Set task
Where the line containing "Convert this document image to plain text." appears, begin retyping; continue exactly through the final line of the data. Omit every picture.

--- START Information provided ---

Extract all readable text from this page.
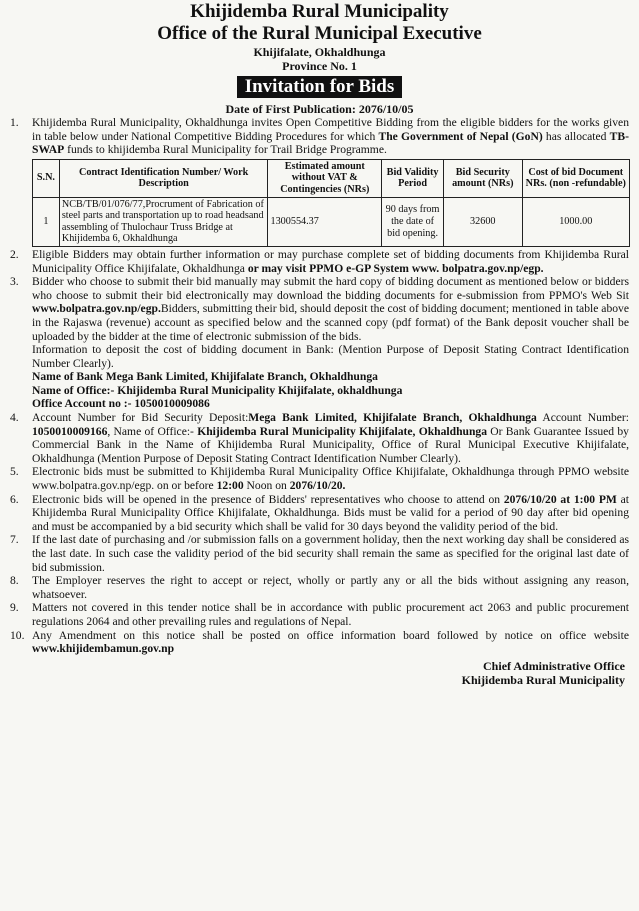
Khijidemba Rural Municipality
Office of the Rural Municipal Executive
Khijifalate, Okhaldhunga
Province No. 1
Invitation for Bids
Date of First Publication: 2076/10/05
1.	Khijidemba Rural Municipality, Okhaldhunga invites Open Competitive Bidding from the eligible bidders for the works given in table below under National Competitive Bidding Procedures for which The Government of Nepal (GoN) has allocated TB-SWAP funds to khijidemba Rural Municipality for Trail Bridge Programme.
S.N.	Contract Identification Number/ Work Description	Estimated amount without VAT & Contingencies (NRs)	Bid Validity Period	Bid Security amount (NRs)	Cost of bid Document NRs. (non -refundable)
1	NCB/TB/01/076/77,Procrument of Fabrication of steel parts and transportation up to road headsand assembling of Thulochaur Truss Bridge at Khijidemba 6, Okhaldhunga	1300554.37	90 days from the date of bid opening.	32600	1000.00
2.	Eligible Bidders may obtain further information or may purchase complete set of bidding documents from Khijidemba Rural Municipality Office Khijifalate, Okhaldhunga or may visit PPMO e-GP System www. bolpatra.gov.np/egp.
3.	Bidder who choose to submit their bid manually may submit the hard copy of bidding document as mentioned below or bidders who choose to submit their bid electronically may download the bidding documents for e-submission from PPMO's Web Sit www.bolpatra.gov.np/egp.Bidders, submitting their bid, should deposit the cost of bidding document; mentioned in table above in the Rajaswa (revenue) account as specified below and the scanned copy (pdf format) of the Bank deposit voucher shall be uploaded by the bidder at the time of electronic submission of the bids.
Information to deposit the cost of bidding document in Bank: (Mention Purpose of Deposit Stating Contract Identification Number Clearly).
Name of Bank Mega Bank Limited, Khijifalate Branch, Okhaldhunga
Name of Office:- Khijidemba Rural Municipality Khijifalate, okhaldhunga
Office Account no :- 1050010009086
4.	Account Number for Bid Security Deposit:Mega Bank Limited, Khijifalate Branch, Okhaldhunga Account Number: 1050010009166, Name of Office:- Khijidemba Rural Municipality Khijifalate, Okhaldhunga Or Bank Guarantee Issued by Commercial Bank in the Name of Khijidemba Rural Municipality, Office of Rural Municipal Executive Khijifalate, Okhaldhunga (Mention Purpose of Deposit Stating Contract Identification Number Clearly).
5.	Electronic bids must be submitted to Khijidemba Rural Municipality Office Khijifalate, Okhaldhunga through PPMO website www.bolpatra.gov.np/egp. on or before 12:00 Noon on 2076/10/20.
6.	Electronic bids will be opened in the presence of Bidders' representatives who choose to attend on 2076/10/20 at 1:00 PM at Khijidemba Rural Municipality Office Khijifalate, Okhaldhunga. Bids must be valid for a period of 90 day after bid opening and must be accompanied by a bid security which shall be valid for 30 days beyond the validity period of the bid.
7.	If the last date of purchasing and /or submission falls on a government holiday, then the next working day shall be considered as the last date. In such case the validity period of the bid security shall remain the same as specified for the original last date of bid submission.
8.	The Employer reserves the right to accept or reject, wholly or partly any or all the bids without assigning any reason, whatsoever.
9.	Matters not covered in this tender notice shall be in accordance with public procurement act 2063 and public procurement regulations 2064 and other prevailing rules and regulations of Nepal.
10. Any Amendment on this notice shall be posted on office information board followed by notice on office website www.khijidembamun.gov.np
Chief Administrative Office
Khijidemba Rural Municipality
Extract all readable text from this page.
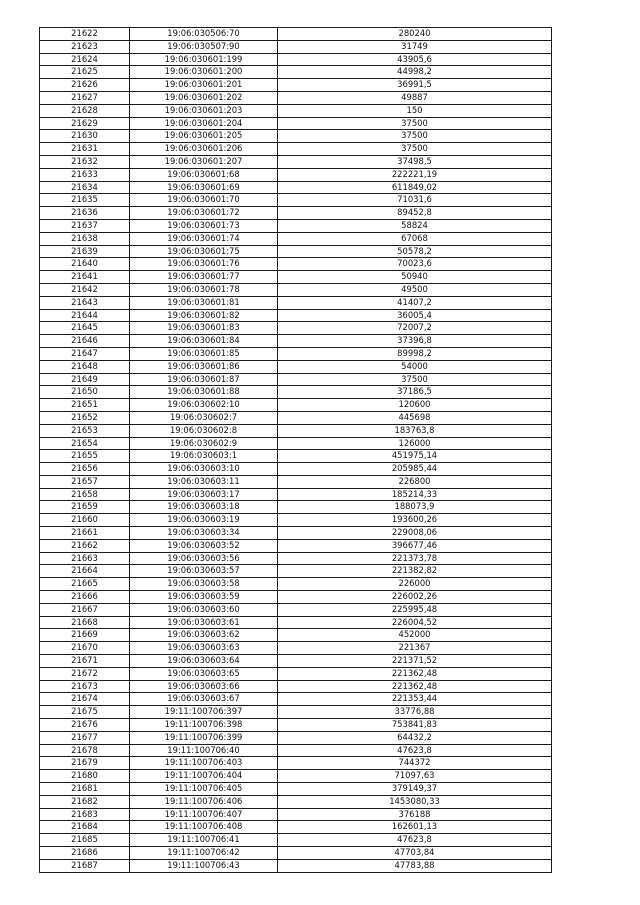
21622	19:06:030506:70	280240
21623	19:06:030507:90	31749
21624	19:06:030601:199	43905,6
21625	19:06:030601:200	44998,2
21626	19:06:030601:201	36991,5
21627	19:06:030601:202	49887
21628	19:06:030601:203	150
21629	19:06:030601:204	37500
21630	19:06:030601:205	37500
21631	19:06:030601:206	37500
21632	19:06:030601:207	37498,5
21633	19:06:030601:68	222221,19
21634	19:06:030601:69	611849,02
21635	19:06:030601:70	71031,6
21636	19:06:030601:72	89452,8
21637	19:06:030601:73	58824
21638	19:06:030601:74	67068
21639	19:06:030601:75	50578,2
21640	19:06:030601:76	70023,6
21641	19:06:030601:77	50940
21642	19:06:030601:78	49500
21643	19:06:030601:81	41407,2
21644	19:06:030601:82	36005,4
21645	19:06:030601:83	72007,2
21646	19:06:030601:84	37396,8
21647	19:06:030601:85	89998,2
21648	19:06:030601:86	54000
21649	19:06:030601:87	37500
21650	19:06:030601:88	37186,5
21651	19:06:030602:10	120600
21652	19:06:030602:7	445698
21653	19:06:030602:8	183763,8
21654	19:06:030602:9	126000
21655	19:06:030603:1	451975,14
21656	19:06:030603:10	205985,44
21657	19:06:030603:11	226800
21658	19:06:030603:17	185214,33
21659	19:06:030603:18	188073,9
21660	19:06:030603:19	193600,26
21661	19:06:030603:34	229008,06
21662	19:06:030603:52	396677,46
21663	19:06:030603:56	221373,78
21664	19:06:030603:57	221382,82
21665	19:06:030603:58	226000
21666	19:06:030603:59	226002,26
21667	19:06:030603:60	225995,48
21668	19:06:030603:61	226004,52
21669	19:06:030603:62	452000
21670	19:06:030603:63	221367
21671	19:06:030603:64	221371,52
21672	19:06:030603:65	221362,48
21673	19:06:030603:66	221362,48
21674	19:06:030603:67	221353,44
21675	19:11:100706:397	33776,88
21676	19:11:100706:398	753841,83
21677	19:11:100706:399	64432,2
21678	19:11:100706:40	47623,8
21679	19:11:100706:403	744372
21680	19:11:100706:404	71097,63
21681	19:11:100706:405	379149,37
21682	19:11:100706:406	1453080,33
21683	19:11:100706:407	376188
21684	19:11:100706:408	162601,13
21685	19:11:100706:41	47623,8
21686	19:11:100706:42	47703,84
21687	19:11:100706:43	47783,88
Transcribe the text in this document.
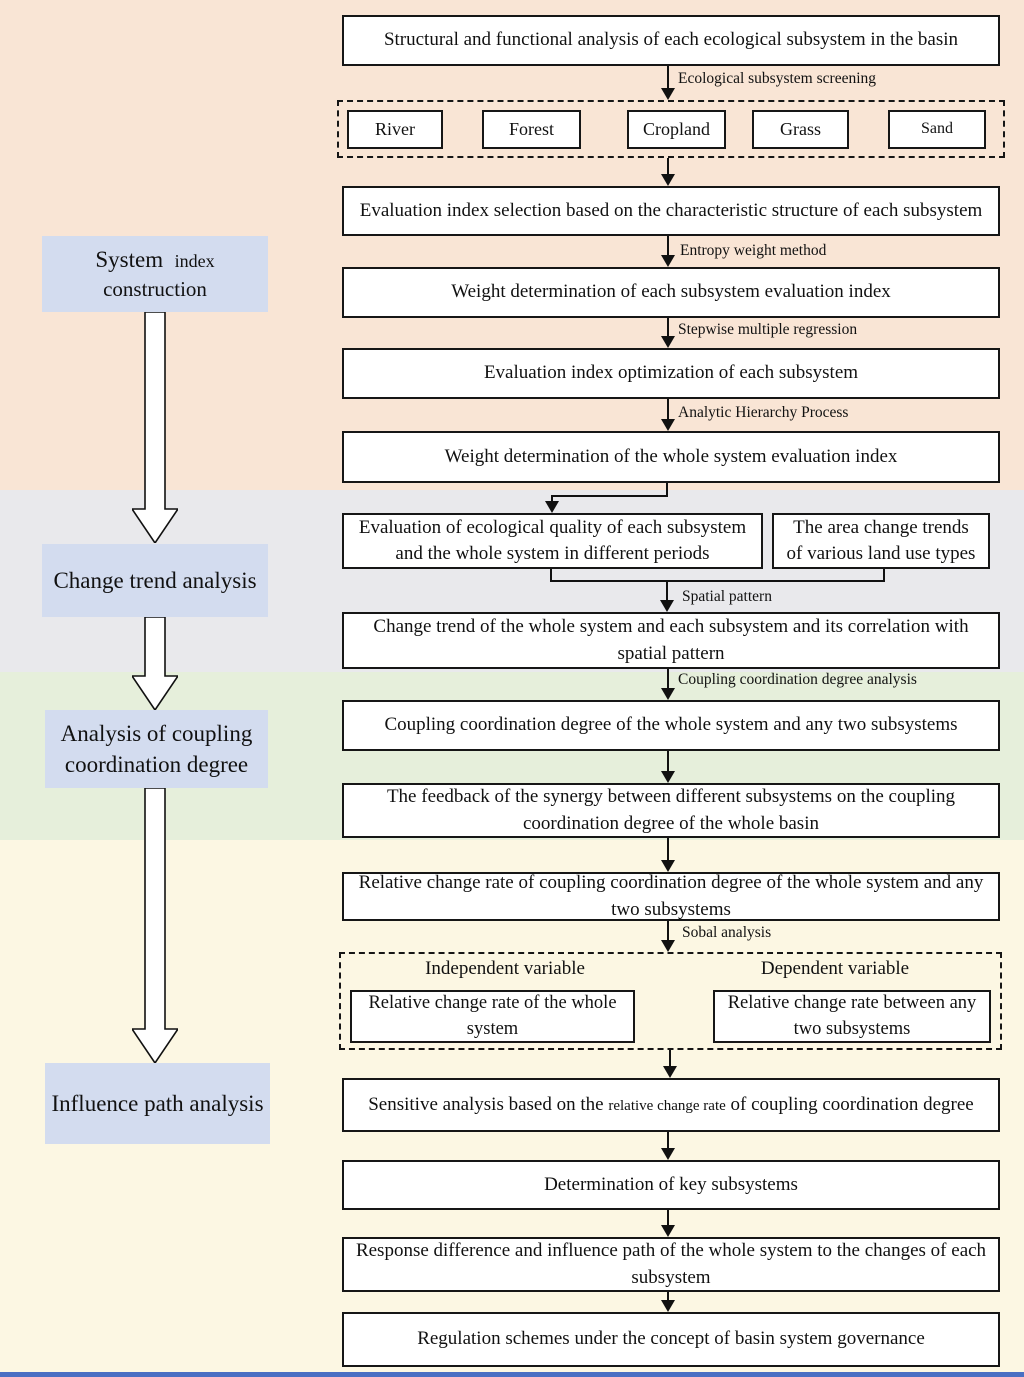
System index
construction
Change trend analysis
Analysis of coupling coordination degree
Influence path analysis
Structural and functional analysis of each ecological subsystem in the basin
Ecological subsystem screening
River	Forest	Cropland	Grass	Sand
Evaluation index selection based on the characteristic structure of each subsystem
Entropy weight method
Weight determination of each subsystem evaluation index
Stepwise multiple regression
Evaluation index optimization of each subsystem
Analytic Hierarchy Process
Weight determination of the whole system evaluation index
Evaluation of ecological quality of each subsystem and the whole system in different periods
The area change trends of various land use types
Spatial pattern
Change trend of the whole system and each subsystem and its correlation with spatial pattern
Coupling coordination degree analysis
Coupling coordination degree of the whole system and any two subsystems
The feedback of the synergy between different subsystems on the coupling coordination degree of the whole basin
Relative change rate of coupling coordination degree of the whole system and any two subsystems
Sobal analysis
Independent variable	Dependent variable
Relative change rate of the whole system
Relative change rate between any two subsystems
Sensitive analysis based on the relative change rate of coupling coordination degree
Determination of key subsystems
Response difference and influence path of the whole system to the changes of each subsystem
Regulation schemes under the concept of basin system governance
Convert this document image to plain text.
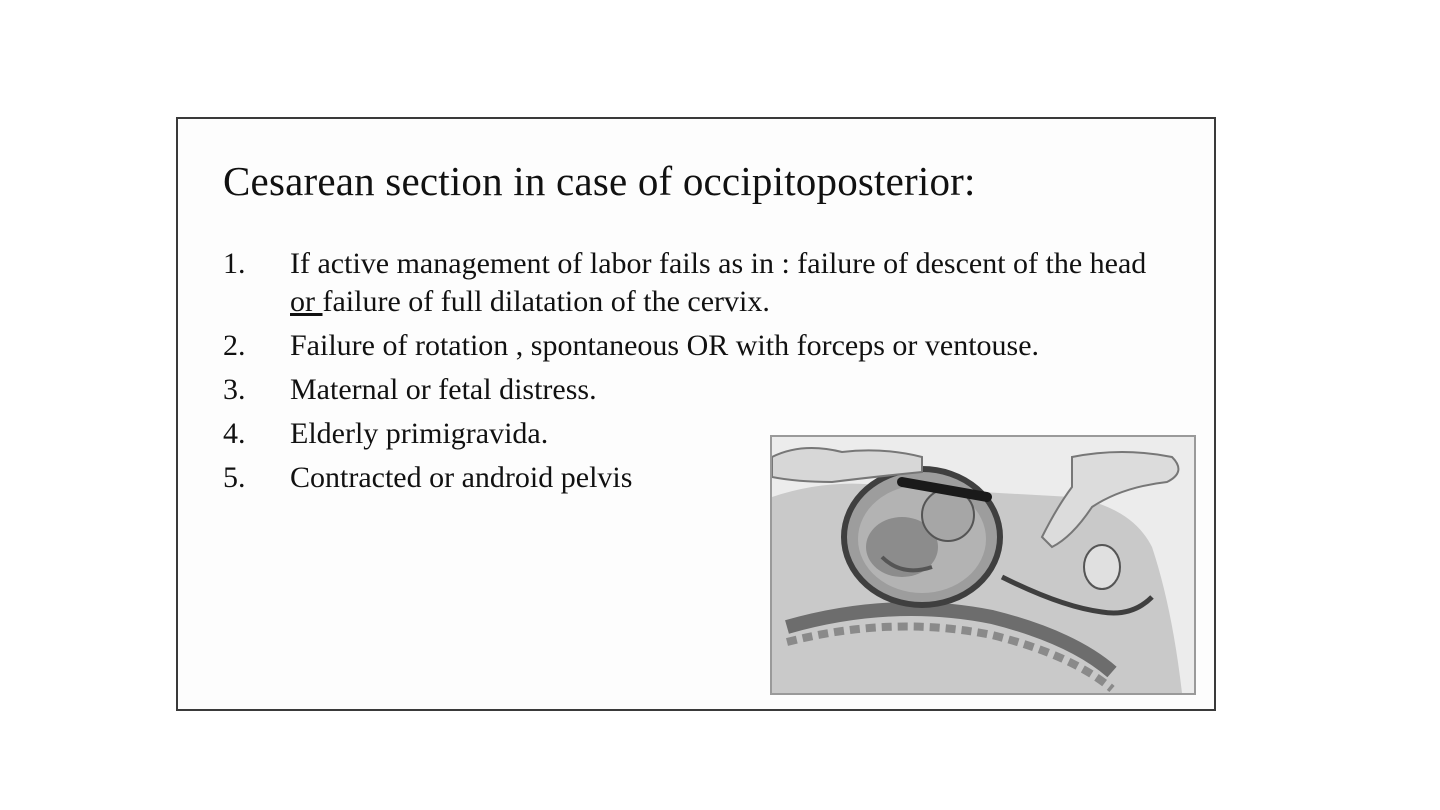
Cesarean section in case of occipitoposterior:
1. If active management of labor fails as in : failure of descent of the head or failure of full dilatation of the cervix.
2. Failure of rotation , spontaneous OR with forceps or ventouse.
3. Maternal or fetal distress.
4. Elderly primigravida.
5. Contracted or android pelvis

--- END Information provided ---

Task answer
Convert this document image to plain text.
Cesarean section in case of occipitoposterior:
1. If active management of labor fails as in : failure of descent of the head or failure of full dilatation of the cervix.
2. Failure of rotation , spontaneous OR with forceps or ventouse.
3. Maternal or fetal distress.
4. Elderly primigravida.
5. Contracted or android pelvis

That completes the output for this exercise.